**GIVEN INSTRUCTION:** Each entry should be quoted word for word, including every mark of punctuation.

***** DATA LISTING

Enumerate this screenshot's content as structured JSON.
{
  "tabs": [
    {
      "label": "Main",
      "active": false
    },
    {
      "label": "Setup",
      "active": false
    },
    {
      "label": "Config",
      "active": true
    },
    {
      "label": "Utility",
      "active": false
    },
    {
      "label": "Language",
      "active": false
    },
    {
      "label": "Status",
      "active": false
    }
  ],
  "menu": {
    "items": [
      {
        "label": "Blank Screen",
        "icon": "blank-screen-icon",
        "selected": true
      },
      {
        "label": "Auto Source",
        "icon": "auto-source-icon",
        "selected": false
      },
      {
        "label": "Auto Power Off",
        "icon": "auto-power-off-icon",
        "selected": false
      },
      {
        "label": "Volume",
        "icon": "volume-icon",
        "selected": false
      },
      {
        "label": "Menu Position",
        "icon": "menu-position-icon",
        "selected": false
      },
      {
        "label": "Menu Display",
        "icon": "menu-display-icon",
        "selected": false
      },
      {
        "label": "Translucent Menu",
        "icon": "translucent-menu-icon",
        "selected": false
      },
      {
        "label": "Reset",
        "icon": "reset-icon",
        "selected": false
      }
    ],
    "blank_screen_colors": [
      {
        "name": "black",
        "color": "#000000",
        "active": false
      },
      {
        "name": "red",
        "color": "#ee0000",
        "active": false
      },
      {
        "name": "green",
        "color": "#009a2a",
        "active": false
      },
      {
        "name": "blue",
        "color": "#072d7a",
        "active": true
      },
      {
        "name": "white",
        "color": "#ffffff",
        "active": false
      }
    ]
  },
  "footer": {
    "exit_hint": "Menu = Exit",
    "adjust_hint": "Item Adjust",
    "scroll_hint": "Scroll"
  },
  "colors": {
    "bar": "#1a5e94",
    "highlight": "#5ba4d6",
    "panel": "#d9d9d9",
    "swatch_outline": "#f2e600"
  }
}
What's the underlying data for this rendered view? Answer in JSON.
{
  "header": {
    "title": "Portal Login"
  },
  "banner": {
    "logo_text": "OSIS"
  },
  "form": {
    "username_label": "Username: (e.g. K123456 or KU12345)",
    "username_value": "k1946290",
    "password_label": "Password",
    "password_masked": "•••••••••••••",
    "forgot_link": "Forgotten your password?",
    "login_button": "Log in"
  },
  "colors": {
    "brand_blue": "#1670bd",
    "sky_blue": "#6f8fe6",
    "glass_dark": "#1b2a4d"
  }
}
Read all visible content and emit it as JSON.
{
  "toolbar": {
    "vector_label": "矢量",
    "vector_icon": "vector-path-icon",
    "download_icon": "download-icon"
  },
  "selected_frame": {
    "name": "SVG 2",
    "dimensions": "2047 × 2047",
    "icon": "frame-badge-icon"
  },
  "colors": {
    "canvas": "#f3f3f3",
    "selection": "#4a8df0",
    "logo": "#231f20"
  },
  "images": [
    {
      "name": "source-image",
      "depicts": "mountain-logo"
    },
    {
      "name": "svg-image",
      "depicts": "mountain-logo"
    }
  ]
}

**********

**EXPECTED ANSWER:**
Enumerate this screenshot's content as structured JSON.
{
  "tabs": [
    {
      "label": "Main",
      "active": false
    },
    {
      "label": "Setup",
      "active": false
    },
    {
      "label": "Config",
      "active": true
    },
    {
      "label": "Utility",
      "active": false
    },
    {
      "label": "Language",
      "active": false
    },
    {
      "label": "Status",
      "active": false
    }
  ],
  "menu": {
    "items": [
      {
        "label": "Blank Screen",
        "icon": "blank-screen-icon",
        "selected": true
      },
      {
        "label": "Auto Source",
        "icon": "auto-source-icon",
        "selected": false
      },
      {
        "label": "Auto Power Off",
        "icon": "auto-power-off-icon",
        "selected": false
      },
      {
        "label": "Volume",
        "icon": "volume-icon",
        "selected": false
      },
      {
        "label": "Menu Position",
        "icon": "menu-position-icon",
        "selected": false
      },
      {
        "label": "Menu Display",
        "icon": "menu-display-icon",
        "selected": false
      },
      {
        "label": "Translucent Menu",
        "icon": "translucent-menu-icon",
        "selected": false
      },
      {
        "label": "Reset",
        "icon": "reset-icon",
        "selected": false
      }
    ],
    "blank_screen_colors": [
      {
        "name": "black",
        "color": "#000000",
        "active": false
      },
      {
        "name": "red",
        "color": "#ee0000",
        "active": false
      },
      {
        "name": "green",
        "color": "#009a2a",
        "active": false
      },
      {
        "name": "blue",
        "color": "#072d7a",
        "active": true
      },
      {
        "name": "white",
        "color": "#ffffff",
        "active": false
      }
    ]
  },
  "footer": {
    "exit_hint": "Menu = Exit",
    "adjust_hint": "Item Adjust",
    "scroll_hint": "Scroll"
  },
  "colors": {
    "bar": "#1a5e94",
    "highlight": "#5ba4d6",
    "panel": "#d9d9d9",
    "swatch_outline": "#f2e600"
  }
}
What's the underlying data for this rendered view? Answer in JSON.
{
  "header": {
    "title": "Portal Login"
  },
  "banner": {
    "logo_text": "OSIS"
  },
  "form": {
    "username_label": "Username: (e.g. K123456 or KU12345)",
    "username_value": "k1946290",
    "password_label": "Password",
    "password_masked": "•••••••••••••",
    "forgot_link": "Forgotten your password?",
    "login_button": "Log in"
  },
  "colors": {
    "brand_blue": "#1670bd",
    "sky_blue": "#6f8fe6",
    "glass_dark": "#1b2a4d"
  }
}
Read all visible content and emit it as JSON.
{
  "toolbar": {
    "vector_label": "矢量",
    "vector_icon": "vector-path-icon",
    "download_icon": "download-icon"
  },
  "selected_frame": {
    "name": "SVG 2",
    "dimensions": "2047 × 2047",
    "icon": "frame-badge-icon"
  },
  "colors": {
    "canvas": "#f3f3f3",
    "selection": "#4a8df0",
    "logo": "#231f20"
  },
  "images": [
    {
      "name": "source-image",
      "depicts": "mountain-logo"
    },
    {
      "name": "svg-image",
      "depicts": "mountain-logo"
    }
  ]
}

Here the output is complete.